Omit all pictures. Copy the rest of the material exactly.
----- Task material -----
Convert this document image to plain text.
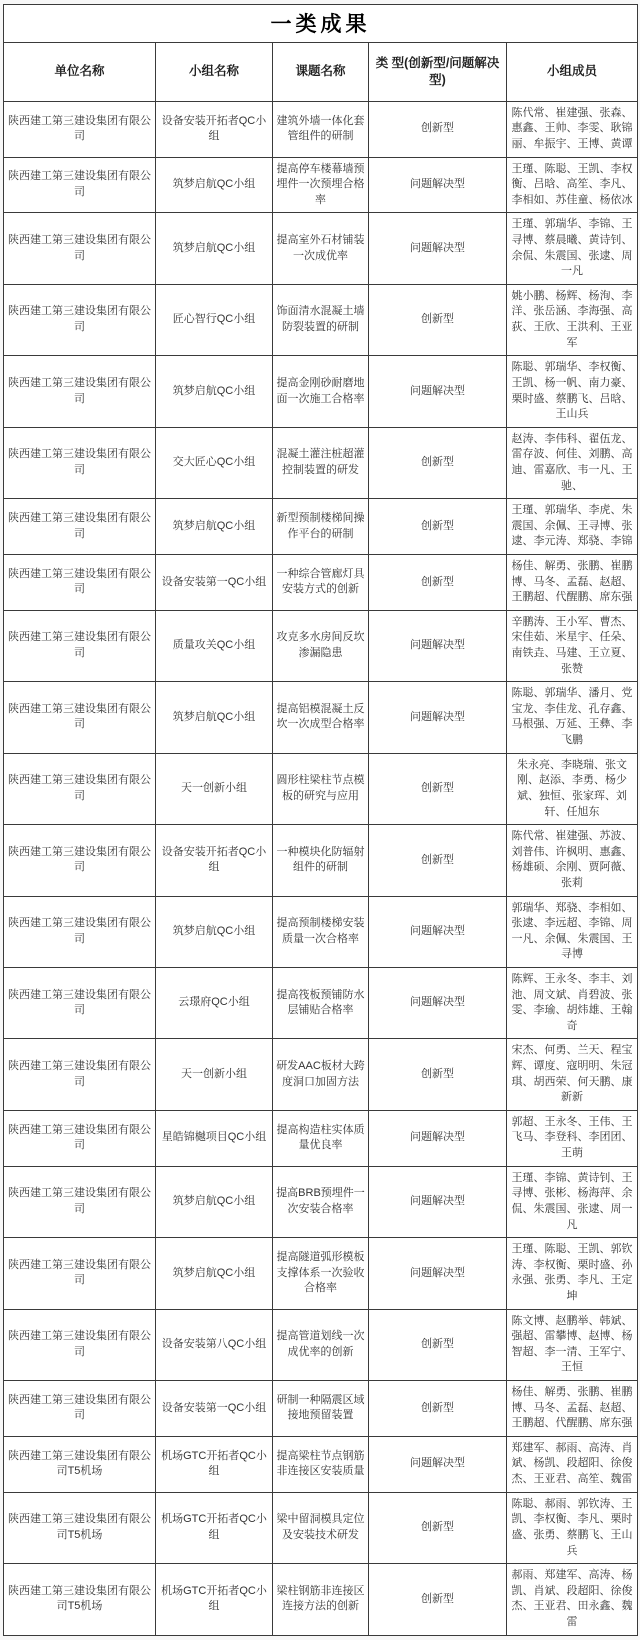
一类成果				
单位名称	小组名称	课题名称	类 型(创新型/问题解决型)	小组成员
陕西建工第三建设集团有限公司	设备安装开拓者QC小组	建筑外墙一体化套管组件的研制	创新型	陈代常、崔建强、张森、惠鑫、王帅、李雯、耿锦丽、牟振宇、王博、黄谭
陕西建工第三建设集团有限公司	筑梦启航QC小组	提高停车楼幕墙预埋件一次预埋合格率	问题解决型	王瑾、陈聪、王凯、李权衡、吕晗、高笙、李凡、李相如、苏佳童、杨依冰
陕西建工第三建设集团有限公司	筑梦启航QC小组	提高室外石材铺装一次成优率	问题解决型	王瑾、郭瑞华、李锦、王寻博、蔡晨曦、黄诗钊、余侃、朱震国、张逮、周一凡
陕西建工第三建设集团有限公司	匠心智行QC小组	饰面清水混凝土墙防裂装置的研制	创新型	姚小鹏、杨辉、杨洵、李洋、张岳涵、李海强、高荻、王欣、王洪利、王亚军
陕西建工第三建设集团有限公司	筑梦启航QC小组	提高金刚砂耐磨地面一次施工合格率	问题解决型	陈聪、郭瑞华、李权衡、王凯、杨一帆、南力豪、栗时盛、蔡鹏飞、吕晗、王山兵
陕西建工第三建设集团有限公司	交大匠心QC小组	混凝土灌注桩超灌控制装置的研发	创新型	赵涛、李伟科、翟伍龙、雷存波、何佳、刘鹏、高迪、雷嘉欣、韦一凡、王驰、
陕西建工第三建设集团有限公司	筑梦启航QC小组	新型预制楼梯间操作平台的研制	创新型	王瑾、郭瑞华、李虎、朱震国、余佩、王寻博、张逮、李元涛、郑骁、李锦
陕西建工第三建设集团有限公司	设备安装第一QC小组	一种综合管廊灯具安装方式的创新	创新型	杨佳、解勇、张鹏、崔鹏博、马冬、孟磊、赵超、王鹏超、代醒鹏、席东强
陕西建工第三建设集团有限公司	质量攻关QC小组	攻克多水房间反坎渗漏隐患	问题解决型	辛鹏涛、王小军、曹杰、宋佳茹、米星宇、任朵、南铁垚、马建、王立夏、张赞
陕西建工第三建设集团有限公司	筑梦启航QC小组	提高铝模混凝土反坎一次成型合格率	问题解决型	陈聪、郭瑞华、潘月、党宝龙、李佳龙、孔存鑫、马根强、万延、王彝、李飞鹏
陕西建工第三建设集团有限公司	天一创新小组	圆形柱梁柱节点模板的研究与应用	创新型	朱永亮、李晓瑞、张文刚、赵添、李勇、杨少斌、独恒、张家珲、刘轩、任旭东
陕西建工第三建设集团有限公司	设备安装开拓者QC小组	一种模块化防辐射组件的研制	创新型	陈代常、崔建强、苏波、刘普伟、许枫明、惠鑫、杨雄硕、余刚、贾阿薇、张莉
陕西建工第三建设集团有限公司	筑梦启航QC小组	提高预制楼梯安装质量一次合格率	问题解决型	郭瑞华、郑骁、李相如、张逮、李远超、李锦、周一凡、余佩、朱震国、王寻博
陕西建工第三建设集团有限公司	云璟府QC小组	提高筏板预铺防水层铺贴合格率	问题解决型	陈辉、王永冬、李丰、刘池、周文斌、肖碧波、张雯、李瑜、胡炜雄、王翰奇
陕西建工第三建设集团有限公司	天一创新小组	研发AAC板材大跨度洞口加固方法	创新型	宋杰、何勇、兰天、程宝辉、谭度、寇明明、朱冠琪、胡西荣、何天鹏、康新新
陕西建工第三建设集团有限公司	星皓锦樾项目QC小组	提高构造柱实体质量优良率	问题解决型	郭超、王永冬、王伟、王飞马、李登科、李团团、王萌
陕西建工第三建设集团有限公司	筑梦启航QC小组	提高BRB预埋件一次安装合格率	问题解决型	王瑾、李锦、黄诗钊、王寻博、张彬、杨海萍、余侃、朱震国、张逮、周一凡
陕西建工第三建设集团有限公司	筑梦启航QC小组	提高隧道弧形模板支撑体系一次验收合格率	问题解决型	王瑾、陈聪、王凯、郭钦涛、李权衡、栗时盛、孙永强、张勇、李凡、王定坤
陕西建工第三建设集团有限公司	设备安装第八QC小组	提高管道划线一次成优率的创新	创新型	陈文博、赵鹏举、韩斌、强超、雷攀博、赵博、杨智超、李一清、王军宁、王恒
陕西建工第三建设集团有限公司	设备安装第一QC小组	研制一种隔震区域接地预留装置	创新型	杨佳、解勇、张鹏、崔鹏博、马冬、孟磊、赵超、王鹏超、代醒鹏、席东强
陕西建工第三建设集团有限公司T5机场	机场GTC开拓者QC小组	提高梁柱节点钢筋非连接区安装质量	问题解决型	郑建军、郝雨、高涛、肖斌、杨凯、段超阳、徐俊杰、王亚君、高笙、魏雷
陕西建工第三建设集团有限公司T5机场	机场GTC开拓者QC小组	梁中留洞模具定位及安装技术研发	创新型	陈聪、郝雨、郭钦涛、王凯、李权衡、李凡、栗时盛、张勇、蔡鹏飞、王山兵
陕西建工第三建设集团有限公司T5机场	机场GTC开拓者QC小组	梁柱钢筋非连接区连接方法的创新	创新型	郝雨、郑建军、高涛、杨凯、肖斌、段超阳、徐俊杰、王亚君、田永鑫、魏雷
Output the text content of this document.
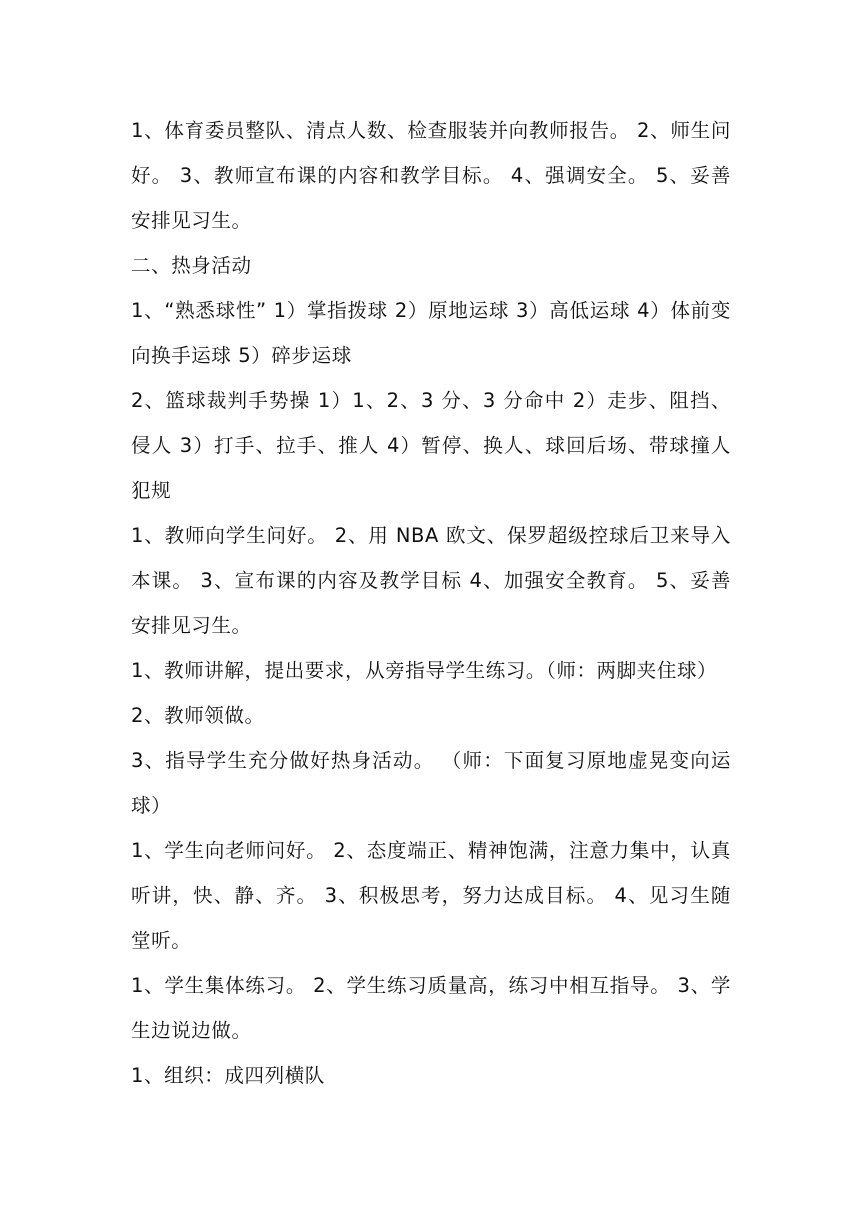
1、体育委员整队、清点人数、检查服装并向教师报告。 2、师生问好。 3、教师宣布课的内容和教学目标。 4、强调安全。 5、妥善安排见习生。

二、热身活动

1、“熟悉球性” 1）掌指拨球 2）原地运球 3）高低运球 4）体前变向换手运球 5）碎步运球

2、篮球裁判手势操 1）1、2、3 分、3 分命中 2）走步、阻挡、侵人 3）打手、拉手、推人 4）暂停、换人、球回后场、带球撞人犯规

1、教师向学生问好。 2、用 NBA 欧文、保罗超级控球后卫来导入本课。 3、宣布课的内容及教学目标 4、加强安全教育。 5、妥善安排见习生。

1、教师讲解，提出要求，从旁指导学生练习。（师：两脚夹住球）

2、教师领做。

3、指导学生充分做好热身活动。 （师：下面复习原地虚晃变向运球）

1、学生向老师问好。 2、态度端正、精神饱满，注意力集中，认真听讲，快、静、齐。 3、积极思考，努力达成目标。 4、见习生随堂听。

1、学生集体练习。 2、学生练习质量高，练习中相互指导。 3、学生边说边做。

1、组织：成四列横队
-----
## [Answer below]
Convert this document image to plain text.
一类成果				
单位名称	小组名称	课题名称	类 型(创新型/问题解决型)	小组成员
陕西建工第三建设集团有限公司	设备安装开拓者QC小组	建筑外墙一体化套管组件的研制	创新型	陈代常、崔建强、张森、惠鑫、王帅、李雯、耿锦丽、牟振宇、王博、黄谭
陕西建工第三建设集团有限公司	筑梦启航QC小组	提高停车楼幕墙预埋件一次预埋合格率	问题解决型	王瑾、陈聪、王凯、李权衡、吕晗、高笙、李凡、李相如、苏佳童、杨依冰
陕西建工第三建设集团有限公司	筑梦启航QC小组	提高室外石材铺装一次成优率	问题解决型	王瑾、郭瑞华、李锦、王寻博、蔡晨曦、黄诗钊、余侃、朱震国、张逮、周一凡
陕西建工第三建设集团有限公司	匠心智行QC小组	饰面清水混凝土墙防裂装置的研制	创新型	姚小鹏、杨辉、杨洵、李洋、张岳涵、李海强、高荻、王欣、王洪利、王亚军
陕西建工第三建设集团有限公司	筑梦启航QC小组	提高金刚砂耐磨地面一次施工合格率	问题解决型	陈聪、郭瑞华、李权衡、王凯、杨一帆、南力豪、栗时盛、蔡鹏飞、吕晗、王山兵
陕西建工第三建设集团有限公司	交大匠心QC小组	混凝土灌注桩超灌控制装置的研发	创新型	赵涛、李伟科、翟伍龙、雷存波、何佳、刘鹏、高迪、雷嘉欣、韦一凡、王驰、
陕西建工第三建设集团有限公司	筑梦启航QC小组	新型预制楼梯间操作平台的研制	创新型	王瑾、郭瑞华、李虎、朱震国、余佩、王寻博、张逮、李元涛、郑骁、李锦
陕西建工第三建设集团有限公司	设备安装第一QC小组	一种综合管廊灯具安装方式的创新	创新型	杨佳、解勇、张鹏、崔鹏博、马冬、孟磊、赵超、王鹏超、代醒鹏、席东强
陕西建工第三建设集团有限公司	质量攻关QC小组	攻克多水房间反坎渗漏隐患	问题解决型	辛鹏涛、王小军、曹杰、宋佳茹、米星宇、任朵、南铁垚、马建、王立夏、张赞
陕西建工第三建设集团有限公司	筑梦启航QC小组	提高铝模混凝土反坎一次成型合格率	问题解决型	陈聪、郭瑞华、潘月、党宝龙、李佳龙、孔存鑫、马根强、万延、王彝、李飞鹏
陕西建工第三建设集团有限公司	天一创新小组	圆形柱梁柱节点模板的研究与应用	创新型	朱永亮、李晓瑞、张文刚、赵添、李勇、杨少斌、独恒、张家珲、刘轩、任旭东
陕西建工第三建设集团有限公司	设备安装开拓者QC小组	一种模块化防辐射组件的研制	创新型	陈代常、崔建强、苏波、刘普伟、许枫明、惠鑫、杨雄硕、余刚、贾阿薇、张莉
陕西建工第三建设集团有限公司	筑梦启航QC小组	提高预制楼梯安装质量一次合格率	问题解决型	郭瑞华、郑骁、李相如、张逮、李远超、李锦、周一凡、余佩、朱震国、王寻博
陕西建工第三建设集团有限公司	云璟府QC小组	提高筏板预铺防水层铺贴合格率	问题解决型	陈辉、王永冬、李丰、刘池、周文斌、肖碧波、张雯、李瑜、胡炜雄、王翰奇
陕西建工第三建设集团有限公司	天一创新小组	研发AAC板材大跨度洞口加固方法	创新型	宋杰、何勇、兰天、程宝辉、谭度、寇明明、朱冠琪、胡西荣、何天鹏、康新新
陕西建工第三建设集团有限公司	星皓锦樾项目QC小组	提高构造柱实体质量优良率	问题解决型	郭超、王永冬、王伟、王飞马、李登科、李团团、王萌
陕西建工第三建设集团有限公司	筑梦启航QC小组	提高BRB预埋件一次安装合格率	问题解决型	王瑾、李锦、黄诗钊、王寻博、张彬、杨海萍、余侃、朱震国、张逮、周一凡
陕西建工第三建设集团有限公司	筑梦启航QC小组	提高隧道弧形模板支撑体系一次验收合格率	问题解决型	王瑾、陈聪、王凯、郭钦涛、李权衡、栗时盛、孙永强、张勇、李凡、王定坤
陕西建工第三建设集团有限公司	设备安装第八QC小组	提高管道划线一次成优率的创新	创新型	陈文博、赵鹏举、韩斌、强超、雷攀博、赵博、杨智超、李一清、王军宁、王恒
陕西建工第三建设集团有限公司	设备安装第一QC小组	研制一种隔震区域接地预留装置	创新型	杨佳、解勇、张鹏、崔鹏博、马冬、孟磊、赵超、王鹏超、代醒鹏、席东强
陕西建工第三建设集团有限公司T5机场	机场GTC开拓者QC小组	提高梁柱节点钢筋非连接区安装质量	问题解决型	郑建军、郝雨、高涛、肖斌、杨凯、段超阳、徐俊杰、王亚君、高笙、魏雷
陕西建工第三建设集团有限公司T5机场	机场GTC开拓者QC小组	梁中留洞模具定位及安装技术研发	创新型	陈聪、郝雨、郭钦涛、王凯、李权衡、李凡、栗时盛、张勇、蔡鹏飞、王山兵
陕西建工第三建设集团有限公司T5机场	机场GTC开拓者QC小组	梁柱钢筋非连接区连接方法的创新	创新型	郝雨、郑建军、高涛、杨凯、肖斌、段超阳、徐俊杰、王亚君、田永鑫、魏雷
Output the text content of this document.
1、体育委员整队、清点人数、检查服装并向教师报告。 2、师生问好。 3、教师宣布课的内容和教学目标。 4、强调安全。 5、妥善安排见习生。

二、热身活动

1、“熟悉球性” 1）掌指拨球 2）原地运球 3）高低运球 4）体前变向换手运球 5）碎步运球

2、篮球裁判手势操 1）1、2、3 分、3 分命中 2）走步、阻挡、侵人 3）打手、拉手、推人 4）暂停、换人、球回后场、带球撞人犯规

1、教师向学生问好。 2、用 NBA 欧文、保罗超级控球后卫来导入本课。 3、宣布课的内容及教学目标 4、加强安全教育。 5、妥善安排见习生。

1、教师讲解，提出要求，从旁指导学生练习。（师：两脚夹住球）

2、教师领做。

3、指导学生充分做好热身活动。 （师：下面复习原地虚晃变向运球）

1、学生向老师问好。 2、态度端正、精神饱满，注意力集中，认真听讲，快、静、齐。 3、积极思考，努力达成目标。 4、见习生随堂听。

1、学生集体练习。 2、学生练习质量高，练习中相互指导。 3、学生边说边做。

1、组织：成四列横队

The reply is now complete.